Where the data below has the string "dimensions", return the whole line.

(Data extracted from a collection)
---------------
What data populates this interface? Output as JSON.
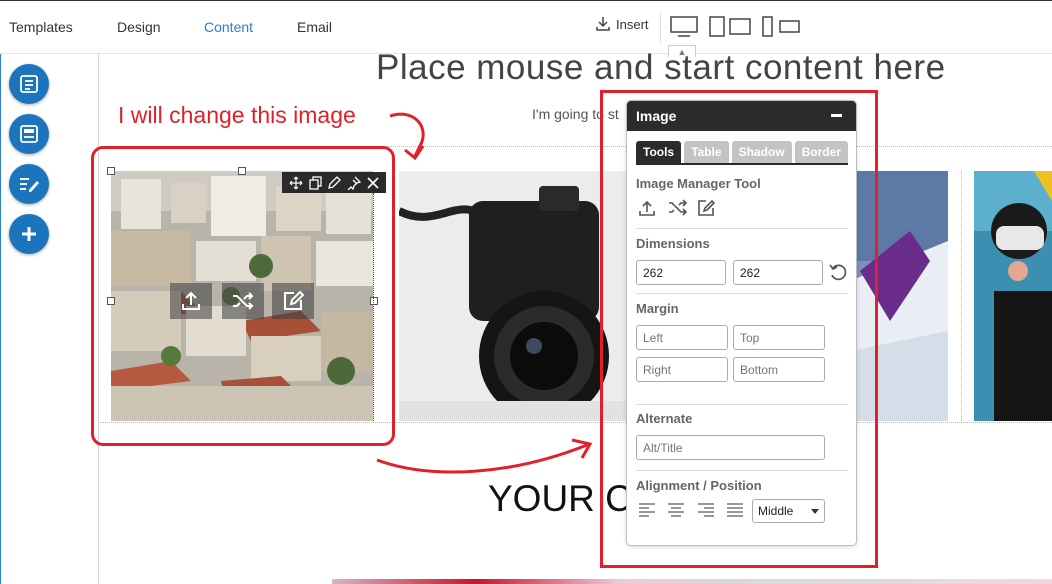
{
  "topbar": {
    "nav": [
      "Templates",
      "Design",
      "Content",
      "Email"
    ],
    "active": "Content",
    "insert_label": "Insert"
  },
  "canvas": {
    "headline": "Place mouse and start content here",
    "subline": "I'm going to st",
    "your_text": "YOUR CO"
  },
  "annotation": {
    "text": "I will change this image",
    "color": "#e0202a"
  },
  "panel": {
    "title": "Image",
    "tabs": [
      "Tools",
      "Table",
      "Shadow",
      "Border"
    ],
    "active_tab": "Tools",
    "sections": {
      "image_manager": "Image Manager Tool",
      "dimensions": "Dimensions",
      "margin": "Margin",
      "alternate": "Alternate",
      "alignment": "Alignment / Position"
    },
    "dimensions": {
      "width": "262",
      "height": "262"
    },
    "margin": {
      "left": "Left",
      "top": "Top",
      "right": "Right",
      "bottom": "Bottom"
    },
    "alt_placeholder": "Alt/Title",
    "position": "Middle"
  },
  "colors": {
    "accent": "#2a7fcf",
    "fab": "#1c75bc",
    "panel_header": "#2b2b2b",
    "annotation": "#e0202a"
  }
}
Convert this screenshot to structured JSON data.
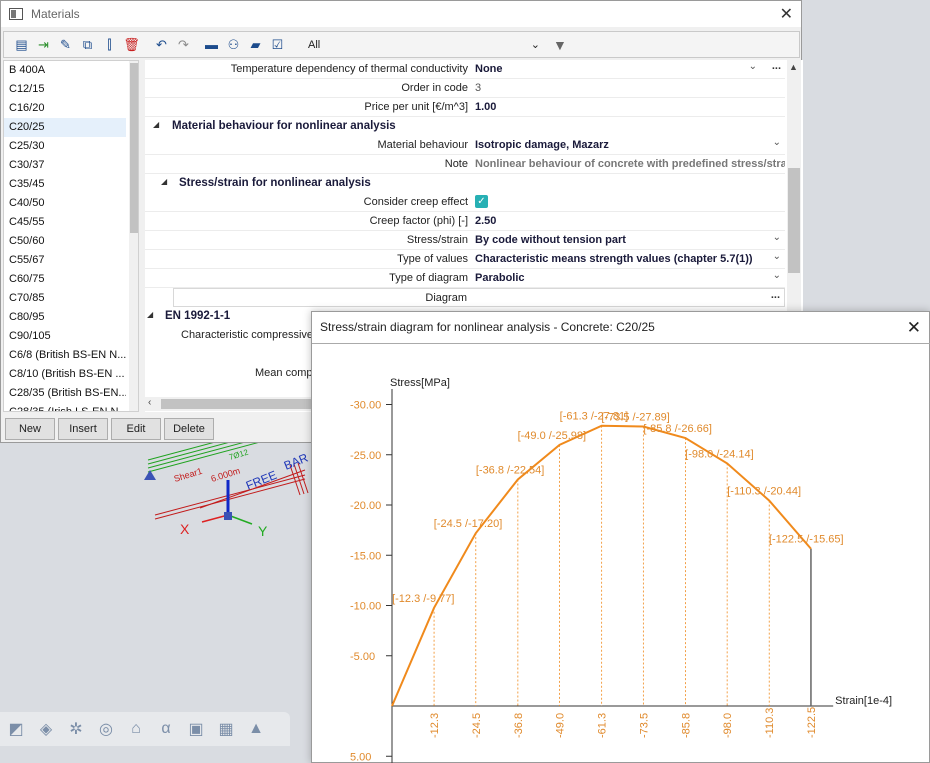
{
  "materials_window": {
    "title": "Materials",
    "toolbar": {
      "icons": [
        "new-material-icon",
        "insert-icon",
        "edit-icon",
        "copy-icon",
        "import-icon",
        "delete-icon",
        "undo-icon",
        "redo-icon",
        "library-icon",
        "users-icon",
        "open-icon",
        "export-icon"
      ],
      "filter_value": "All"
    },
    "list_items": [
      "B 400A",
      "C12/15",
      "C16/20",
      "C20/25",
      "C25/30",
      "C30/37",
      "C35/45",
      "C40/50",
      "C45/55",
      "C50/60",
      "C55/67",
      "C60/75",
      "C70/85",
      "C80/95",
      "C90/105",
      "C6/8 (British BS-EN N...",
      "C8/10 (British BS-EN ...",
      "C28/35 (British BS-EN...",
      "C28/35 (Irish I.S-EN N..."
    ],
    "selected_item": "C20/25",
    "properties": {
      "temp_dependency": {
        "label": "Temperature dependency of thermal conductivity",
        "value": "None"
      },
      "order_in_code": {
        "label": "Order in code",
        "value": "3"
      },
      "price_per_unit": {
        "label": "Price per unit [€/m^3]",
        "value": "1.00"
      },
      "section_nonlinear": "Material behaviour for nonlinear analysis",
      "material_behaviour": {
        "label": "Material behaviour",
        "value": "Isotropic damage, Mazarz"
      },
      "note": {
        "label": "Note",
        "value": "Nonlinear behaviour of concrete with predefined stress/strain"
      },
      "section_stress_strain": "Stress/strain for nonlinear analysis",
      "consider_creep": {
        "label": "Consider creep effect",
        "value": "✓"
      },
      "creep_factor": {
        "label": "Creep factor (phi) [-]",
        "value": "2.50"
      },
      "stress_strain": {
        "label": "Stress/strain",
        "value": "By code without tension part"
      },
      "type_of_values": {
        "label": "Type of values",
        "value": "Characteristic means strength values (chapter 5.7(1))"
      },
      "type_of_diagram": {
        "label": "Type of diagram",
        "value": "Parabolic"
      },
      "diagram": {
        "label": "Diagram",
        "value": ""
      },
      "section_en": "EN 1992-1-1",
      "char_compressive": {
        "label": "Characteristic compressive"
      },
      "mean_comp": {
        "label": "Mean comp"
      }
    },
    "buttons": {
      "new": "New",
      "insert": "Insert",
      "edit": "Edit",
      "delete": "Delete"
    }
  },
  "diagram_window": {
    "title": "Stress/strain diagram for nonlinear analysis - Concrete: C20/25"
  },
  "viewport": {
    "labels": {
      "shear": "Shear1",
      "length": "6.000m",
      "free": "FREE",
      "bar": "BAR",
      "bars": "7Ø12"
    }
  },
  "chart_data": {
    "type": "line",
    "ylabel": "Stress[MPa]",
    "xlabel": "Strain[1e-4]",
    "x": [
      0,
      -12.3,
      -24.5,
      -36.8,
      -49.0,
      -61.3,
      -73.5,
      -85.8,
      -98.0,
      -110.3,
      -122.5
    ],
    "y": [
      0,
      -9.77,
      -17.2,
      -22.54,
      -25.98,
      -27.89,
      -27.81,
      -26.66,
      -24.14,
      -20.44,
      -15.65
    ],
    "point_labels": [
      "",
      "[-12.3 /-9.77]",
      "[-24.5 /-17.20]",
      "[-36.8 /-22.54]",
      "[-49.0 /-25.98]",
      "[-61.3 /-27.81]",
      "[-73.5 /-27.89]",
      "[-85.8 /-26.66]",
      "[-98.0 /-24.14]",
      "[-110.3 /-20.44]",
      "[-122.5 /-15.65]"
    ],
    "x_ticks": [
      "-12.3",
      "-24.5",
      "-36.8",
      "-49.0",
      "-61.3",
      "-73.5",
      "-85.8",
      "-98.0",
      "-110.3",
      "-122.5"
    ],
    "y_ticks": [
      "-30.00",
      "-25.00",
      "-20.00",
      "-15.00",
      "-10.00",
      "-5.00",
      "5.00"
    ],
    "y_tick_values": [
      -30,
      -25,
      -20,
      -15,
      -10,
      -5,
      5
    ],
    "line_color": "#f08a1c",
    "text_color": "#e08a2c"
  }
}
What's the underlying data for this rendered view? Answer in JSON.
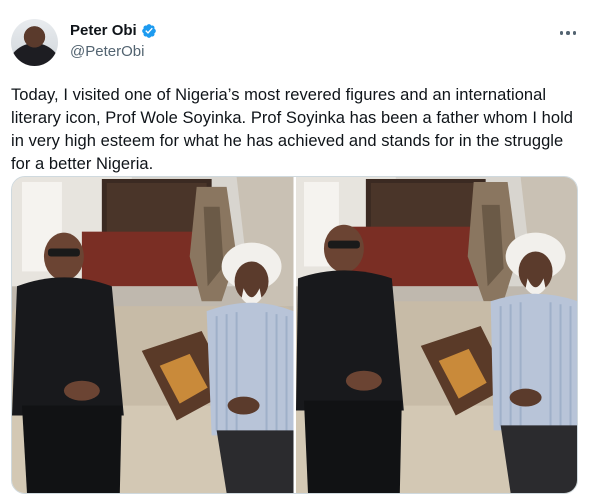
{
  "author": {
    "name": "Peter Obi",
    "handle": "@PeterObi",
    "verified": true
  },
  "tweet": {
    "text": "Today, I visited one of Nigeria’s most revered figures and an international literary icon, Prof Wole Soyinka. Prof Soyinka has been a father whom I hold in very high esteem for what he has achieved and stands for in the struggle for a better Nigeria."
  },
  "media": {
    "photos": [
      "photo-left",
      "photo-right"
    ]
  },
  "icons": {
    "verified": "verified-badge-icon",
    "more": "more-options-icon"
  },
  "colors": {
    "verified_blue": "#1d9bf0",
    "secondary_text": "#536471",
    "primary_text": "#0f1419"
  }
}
---------------
## EXPECTED OUTPUT
      "dimensions": "Dimensions",
    "dimensions": {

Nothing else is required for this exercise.